• Short task: Extract all lines containing "circle".

• Collected data entries:
_ _ _ _ _
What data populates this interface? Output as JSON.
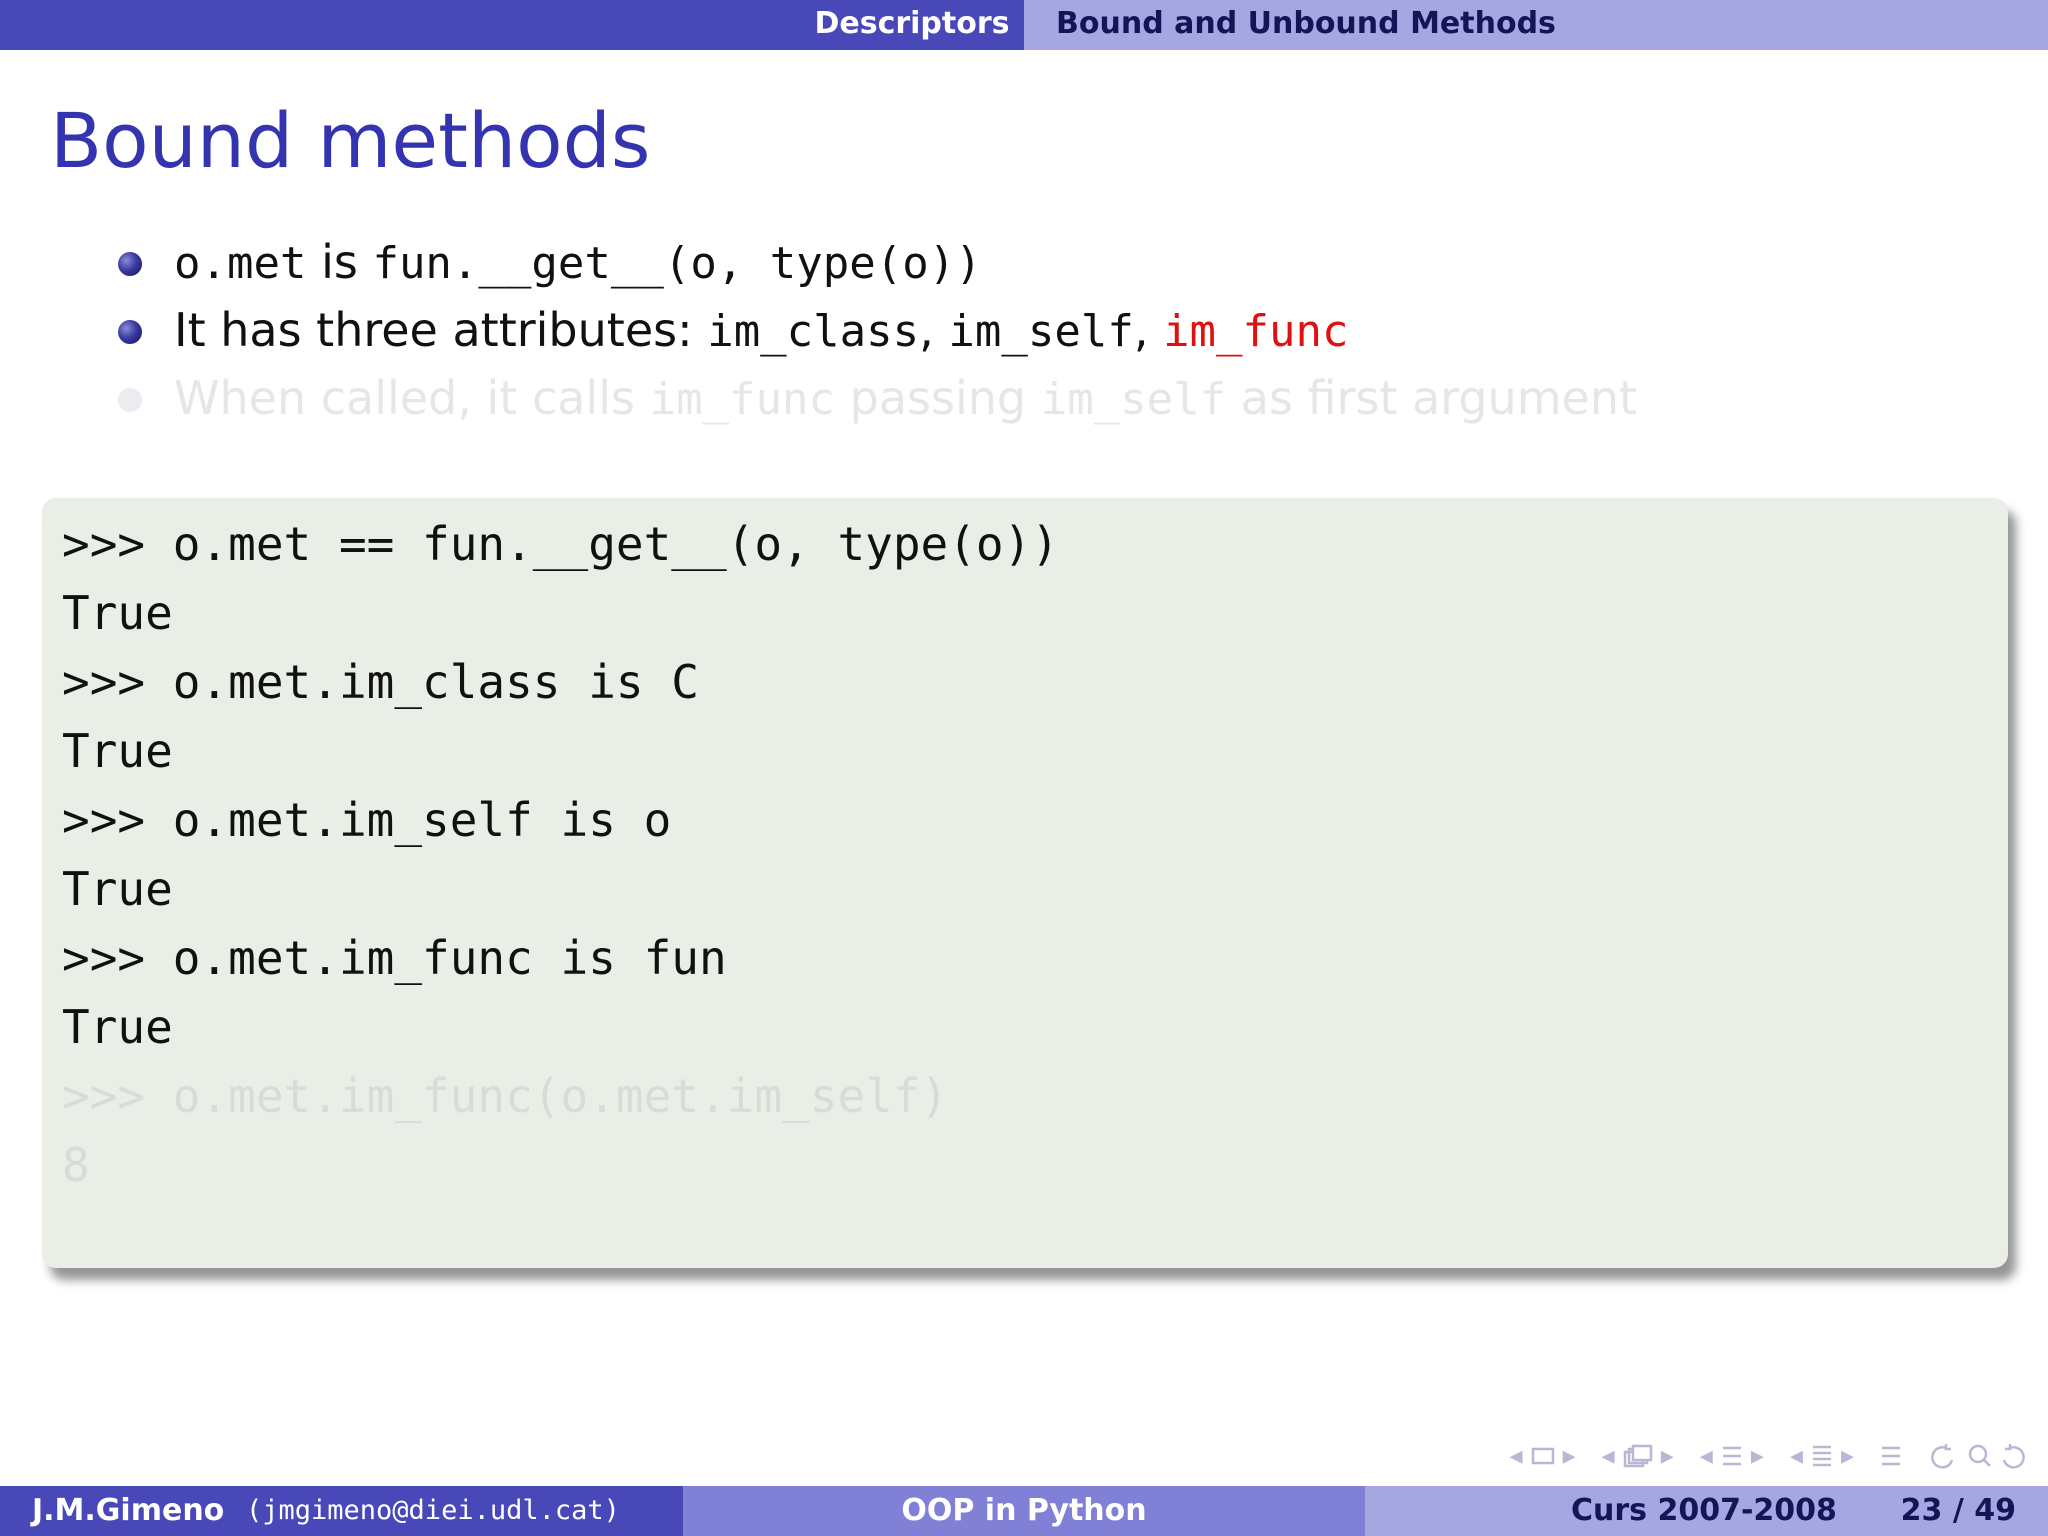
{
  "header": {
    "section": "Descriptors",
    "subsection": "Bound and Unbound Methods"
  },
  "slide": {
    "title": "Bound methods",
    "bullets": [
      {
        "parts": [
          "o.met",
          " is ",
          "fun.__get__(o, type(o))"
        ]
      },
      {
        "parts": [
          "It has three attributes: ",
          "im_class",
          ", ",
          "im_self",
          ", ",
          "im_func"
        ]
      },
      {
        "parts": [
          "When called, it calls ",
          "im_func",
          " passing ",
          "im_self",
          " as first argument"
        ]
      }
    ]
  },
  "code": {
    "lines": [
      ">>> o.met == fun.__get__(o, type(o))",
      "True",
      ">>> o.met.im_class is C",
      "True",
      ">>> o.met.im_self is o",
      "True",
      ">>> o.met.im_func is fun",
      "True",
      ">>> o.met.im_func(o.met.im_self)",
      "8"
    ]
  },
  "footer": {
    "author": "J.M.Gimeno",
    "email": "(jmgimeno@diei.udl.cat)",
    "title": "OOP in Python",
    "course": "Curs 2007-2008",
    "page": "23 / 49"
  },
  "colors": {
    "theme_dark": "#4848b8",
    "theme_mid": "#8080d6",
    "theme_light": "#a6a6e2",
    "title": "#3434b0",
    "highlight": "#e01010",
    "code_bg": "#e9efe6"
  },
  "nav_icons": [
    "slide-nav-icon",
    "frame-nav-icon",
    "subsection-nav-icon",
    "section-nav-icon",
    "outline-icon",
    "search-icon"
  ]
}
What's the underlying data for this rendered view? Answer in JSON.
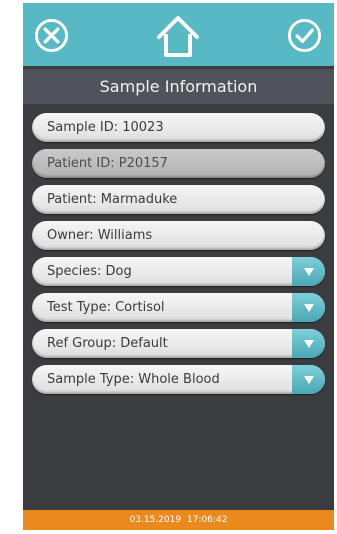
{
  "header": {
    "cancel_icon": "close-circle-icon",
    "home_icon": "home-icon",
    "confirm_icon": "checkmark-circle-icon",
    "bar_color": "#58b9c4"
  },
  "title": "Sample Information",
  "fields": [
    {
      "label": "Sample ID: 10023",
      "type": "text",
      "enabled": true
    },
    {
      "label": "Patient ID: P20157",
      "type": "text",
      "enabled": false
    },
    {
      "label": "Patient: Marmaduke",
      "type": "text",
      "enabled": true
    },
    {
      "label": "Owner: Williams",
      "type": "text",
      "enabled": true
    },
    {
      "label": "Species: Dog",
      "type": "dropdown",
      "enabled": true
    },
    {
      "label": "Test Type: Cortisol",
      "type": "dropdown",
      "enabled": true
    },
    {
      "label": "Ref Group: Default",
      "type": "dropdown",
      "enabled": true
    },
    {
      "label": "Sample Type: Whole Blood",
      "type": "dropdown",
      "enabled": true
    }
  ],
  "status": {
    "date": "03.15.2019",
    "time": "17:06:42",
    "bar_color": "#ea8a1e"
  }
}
_ _ _ _ _
• Task response:
    "cancel_icon": "close-circle-icon",
    "confirm_icon": "checkmark-circle-icon",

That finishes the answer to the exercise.